***** Records for this task
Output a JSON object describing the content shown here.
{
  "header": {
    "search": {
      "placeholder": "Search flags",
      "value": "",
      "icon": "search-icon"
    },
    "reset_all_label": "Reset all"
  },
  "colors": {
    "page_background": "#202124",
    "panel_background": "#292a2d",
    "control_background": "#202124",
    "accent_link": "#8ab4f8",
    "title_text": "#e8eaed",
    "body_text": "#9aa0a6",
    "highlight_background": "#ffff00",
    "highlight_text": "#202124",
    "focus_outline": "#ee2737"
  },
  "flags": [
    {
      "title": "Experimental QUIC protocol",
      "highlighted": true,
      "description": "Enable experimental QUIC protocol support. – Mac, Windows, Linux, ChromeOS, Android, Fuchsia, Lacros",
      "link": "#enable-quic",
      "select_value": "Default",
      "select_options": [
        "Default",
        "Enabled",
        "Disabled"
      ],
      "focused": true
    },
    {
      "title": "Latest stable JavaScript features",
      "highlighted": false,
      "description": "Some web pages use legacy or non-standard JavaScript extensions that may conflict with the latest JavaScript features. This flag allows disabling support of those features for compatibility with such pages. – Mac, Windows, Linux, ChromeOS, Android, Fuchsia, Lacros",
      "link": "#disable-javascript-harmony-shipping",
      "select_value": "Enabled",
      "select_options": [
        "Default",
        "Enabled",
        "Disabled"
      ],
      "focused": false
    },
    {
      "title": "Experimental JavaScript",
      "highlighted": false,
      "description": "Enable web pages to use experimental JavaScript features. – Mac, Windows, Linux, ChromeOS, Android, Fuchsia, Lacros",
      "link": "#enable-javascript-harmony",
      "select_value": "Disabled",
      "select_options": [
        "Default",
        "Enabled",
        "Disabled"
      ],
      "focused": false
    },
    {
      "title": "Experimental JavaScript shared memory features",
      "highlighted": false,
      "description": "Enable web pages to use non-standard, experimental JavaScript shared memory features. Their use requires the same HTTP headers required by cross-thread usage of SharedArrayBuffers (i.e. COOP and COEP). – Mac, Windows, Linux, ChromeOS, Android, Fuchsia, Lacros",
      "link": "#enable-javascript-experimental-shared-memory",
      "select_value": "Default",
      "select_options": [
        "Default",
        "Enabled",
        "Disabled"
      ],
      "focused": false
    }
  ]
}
**********
Exactly as they are written, print the entries again.

Output a JSON object describing the content shown here.
{
  "header": {
    "search": {
      "placeholder": "Search flags",
      "value": "",
      "icon": "search-icon"
    },
    "reset_all_label": "Reset all"
  },
  "colors": {
    "page_background": "#202124",
    "panel_background": "#292a2d",
    "control_background": "#202124",
    "accent_link": "#8ab4f8",
    "title_text": "#e8eaed",
    "body_text": "#9aa0a6",
    "highlight_background": "#ffff00",
    "highlight_text": "#202124",
    "focus_outline": "#ee2737"
  },
  "flags": [
    {
      "title": "Experimental QUIC protocol",
      "highlighted": true,
      "description": "Enable experimental QUIC protocol support. – Mac, Windows, Linux, ChromeOS, Android, Fuchsia, Lacros",
      "link": "#enable-quic",
      "select_value": "Default",
      "select_options": [
        "Default",
        "Enabled",
        "Disabled"
      ],
      "focused": true
    },
    {
      "title": "Latest stable JavaScript features",
      "highlighted": false,
      "description": "Some web pages use legacy or non-standard JavaScript extensions that may conflict with the latest JavaScript features. This flag allows disabling support of those features for compatibility with such pages. – Mac, Windows, Linux, ChromeOS, Android, Fuchsia, Lacros",
      "link": "#disable-javascript-harmony-shipping",
      "select_value": "Enabled",
      "select_options": [
        "Default",
        "Enabled",
        "Disabled"
      ],
      "focused": false
    },
    {
      "title": "Experimental JavaScript",
      "highlighted": false,
      "description": "Enable web pages to use experimental JavaScript features. – Mac, Windows, Linux, ChromeOS, Android, Fuchsia, Lacros",
      "link": "#enable-javascript-harmony",
      "select_value": "Disabled",
      "select_options": [
        "Default",
        "Enabled",
        "Disabled"
      ],
      "focused": false
    },
    {
      "title": "Experimental JavaScript shared memory features",
      "highlighted": false,
      "description": "Enable web pages to use non-standard, experimental JavaScript shared memory features. Their use requires the same HTTP headers required by cross-thread usage of SharedArrayBuffers (i.e. COOP and COEP). – Mac, Windows, Linux, ChromeOS, Android, Fuchsia, Lacros",
      "link": "#enable-javascript-experimental-shared-memory",
      "select_value": "Default",
      "select_options": [
        "Default",
        "Enabled",
        "Disabled"
      ],
      "focused": false
    }
  ]
}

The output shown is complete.